**Written instruction**:
Copy each line below exactly and leave the pictures out.

**The input**:
▬▬▬

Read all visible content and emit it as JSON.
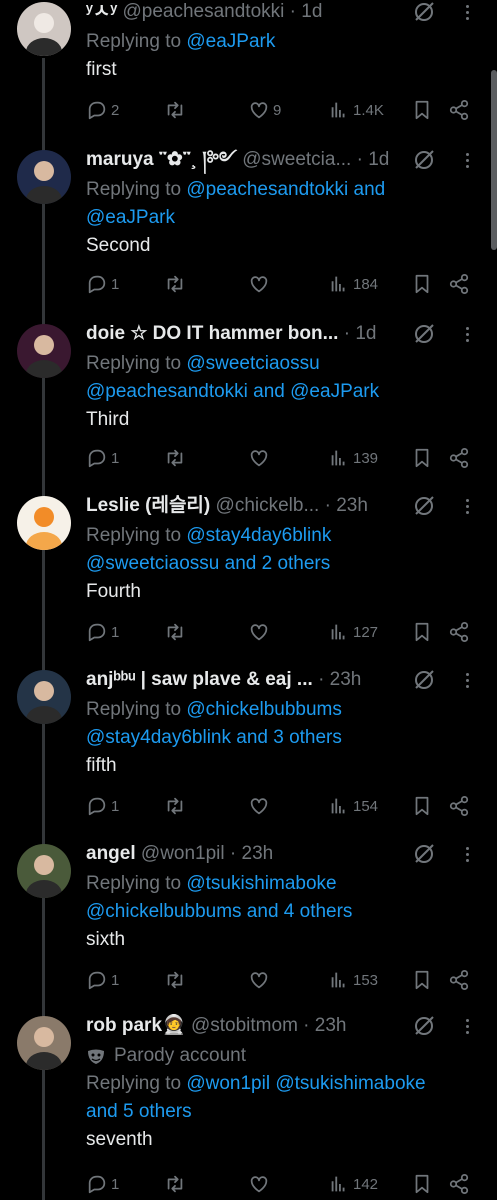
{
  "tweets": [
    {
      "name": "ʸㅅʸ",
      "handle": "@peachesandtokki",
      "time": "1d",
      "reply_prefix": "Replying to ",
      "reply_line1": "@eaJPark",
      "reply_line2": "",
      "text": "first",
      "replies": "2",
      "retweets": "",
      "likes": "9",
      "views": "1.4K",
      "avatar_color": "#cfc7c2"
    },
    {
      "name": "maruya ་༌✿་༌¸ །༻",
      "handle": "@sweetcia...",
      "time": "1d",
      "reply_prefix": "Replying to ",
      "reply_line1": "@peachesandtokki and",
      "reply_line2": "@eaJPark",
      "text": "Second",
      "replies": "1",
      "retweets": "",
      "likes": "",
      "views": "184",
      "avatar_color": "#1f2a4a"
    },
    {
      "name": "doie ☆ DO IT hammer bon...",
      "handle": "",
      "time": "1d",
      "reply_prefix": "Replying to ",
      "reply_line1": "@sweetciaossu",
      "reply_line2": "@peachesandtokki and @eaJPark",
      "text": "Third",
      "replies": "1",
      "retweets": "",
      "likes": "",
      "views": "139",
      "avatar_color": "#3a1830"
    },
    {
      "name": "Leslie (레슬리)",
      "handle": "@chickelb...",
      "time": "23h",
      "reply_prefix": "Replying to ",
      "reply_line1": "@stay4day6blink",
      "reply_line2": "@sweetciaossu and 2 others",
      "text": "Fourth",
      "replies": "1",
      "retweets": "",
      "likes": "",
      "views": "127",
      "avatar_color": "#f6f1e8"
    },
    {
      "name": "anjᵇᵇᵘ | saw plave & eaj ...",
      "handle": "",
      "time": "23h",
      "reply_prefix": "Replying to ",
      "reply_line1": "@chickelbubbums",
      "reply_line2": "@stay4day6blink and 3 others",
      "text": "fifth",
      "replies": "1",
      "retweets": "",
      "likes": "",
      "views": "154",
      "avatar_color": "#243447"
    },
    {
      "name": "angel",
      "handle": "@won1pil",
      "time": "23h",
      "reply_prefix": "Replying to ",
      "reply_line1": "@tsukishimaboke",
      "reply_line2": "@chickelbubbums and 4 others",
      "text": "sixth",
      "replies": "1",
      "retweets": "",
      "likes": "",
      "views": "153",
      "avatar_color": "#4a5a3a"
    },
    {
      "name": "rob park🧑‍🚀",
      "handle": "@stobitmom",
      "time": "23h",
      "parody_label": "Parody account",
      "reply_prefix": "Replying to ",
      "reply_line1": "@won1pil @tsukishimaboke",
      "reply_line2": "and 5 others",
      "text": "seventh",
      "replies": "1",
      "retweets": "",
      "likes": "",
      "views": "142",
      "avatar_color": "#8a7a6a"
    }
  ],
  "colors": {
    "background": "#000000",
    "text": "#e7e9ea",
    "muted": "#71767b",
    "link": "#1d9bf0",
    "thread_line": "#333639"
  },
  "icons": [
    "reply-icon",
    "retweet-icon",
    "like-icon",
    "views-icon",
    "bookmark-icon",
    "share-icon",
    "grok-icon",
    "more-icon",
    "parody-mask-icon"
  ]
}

▬▬▬

**Answer to this problem**:
Read all visible content and emit it as JSON.
{
  "tweets": [
    {
      "name": "ʸㅅʸ",
      "handle": "@peachesandtokki",
      "time": "1d",
      "reply_prefix": "Replying to ",
      "reply_line1": "@eaJPark",
      "reply_line2": "",
      "text": "first",
      "replies": "2",
      "retweets": "",
      "likes": "9",
      "views": "1.4K",
      "avatar_color": "#cfc7c2"
    },
    {
      "name": "maruya ་༌✿་༌¸ །༻",
      "handle": "@sweetcia...",
      "time": "1d",
      "reply_prefix": "Replying to ",
      "reply_line1": "@peachesandtokki and",
      "reply_line2": "@eaJPark",
      "text": "Second",
      "replies": "1",
      "retweets": "",
      "likes": "",
      "views": "184",
      "avatar_color": "#1f2a4a"
    },
    {
      "name": "doie ☆ DO IT hammer bon...",
      "handle": "",
      "time": "1d",
      "reply_prefix": "Replying to ",
      "reply_line1": "@sweetciaossu",
      "reply_line2": "@peachesandtokki and @eaJPark",
      "text": "Third",
      "replies": "1",
      "retweets": "",
      "likes": "",
      "views": "139",
      "avatar_color": "#3a1830"
    },
    {
      "name": "Leslie (레슬리)",
      "handle": "@chickelb...",
      "time": "23h",
      "reply_prefix": "Replying to ",
      "reply_line1": "@stay4day6blink",
      "reply_line2": "@sweetciaossu and 2 others",
      "text": "Fourth",
      "replies": "1",
      "retweets": "",
      "likes": "",
      "views": "127",
      "avatar_color": "#f6f1e8"
    },
    {
      "name": "anjᵇᵇᵘ | saw plave & eaj ...",
      "handle": "",
      "time": "23h",
      "reply_prefix": "Replying to ",
      "reply_line1": "@chickelbubbums",
      "reply_line2": "@stay4day6blink and 3 others",
      "text": "fifth",
      "replies": "1",
      "retweets": "",
      "likes": "",
      "views": "154",
      "avatar_color": "#243447"
    },
    {
      "name": "angel",
      "handle": "@won1pil",
      "time": "23h",
      "reply_prefix": "Replying to ",
      "reply_line1": "@tsukishimaboke",
      "reply_line2": "@chickelbubbums and 4 others",
      "text": "sixth",
      "replies": "1",
      "retweets": "",
      "likes": "",
      "views": "153",
      "avatar_color": "#4a5a3a"
    },
    {
      "name": "rob park🧑‍🚀",
      "handle": "@stobitmom",
      "time": "23h",
      "parody_label": "Parody account",
      "reply_prefix": "Replying to ",
      "reply_line1": "@won1pil @tsukishimaboke",
      "reply_line2": "and 5 others",
      "text": "seventh",
      "replies": "1",
      "retweets": "",
      "likes": "",
      "views": "142",
      "avatar_color": "#8a7a6a"
    }
  ],
  "colors": {
    "background": "#000000",
    "text": "#e7e9ea",
    "muted": "#71767b",
    "link": "#1d9bf0",
    "thread_line": "#333639"
  },
  "icons": [
    "reply-icon",
    "retweet-icon",
    "like-icon",
    "views-icon",
    "bookmark-icon",
    "share-icon",
    "grok-icon",
    "more-icon",
    "parody-mask-icon"
  ]
}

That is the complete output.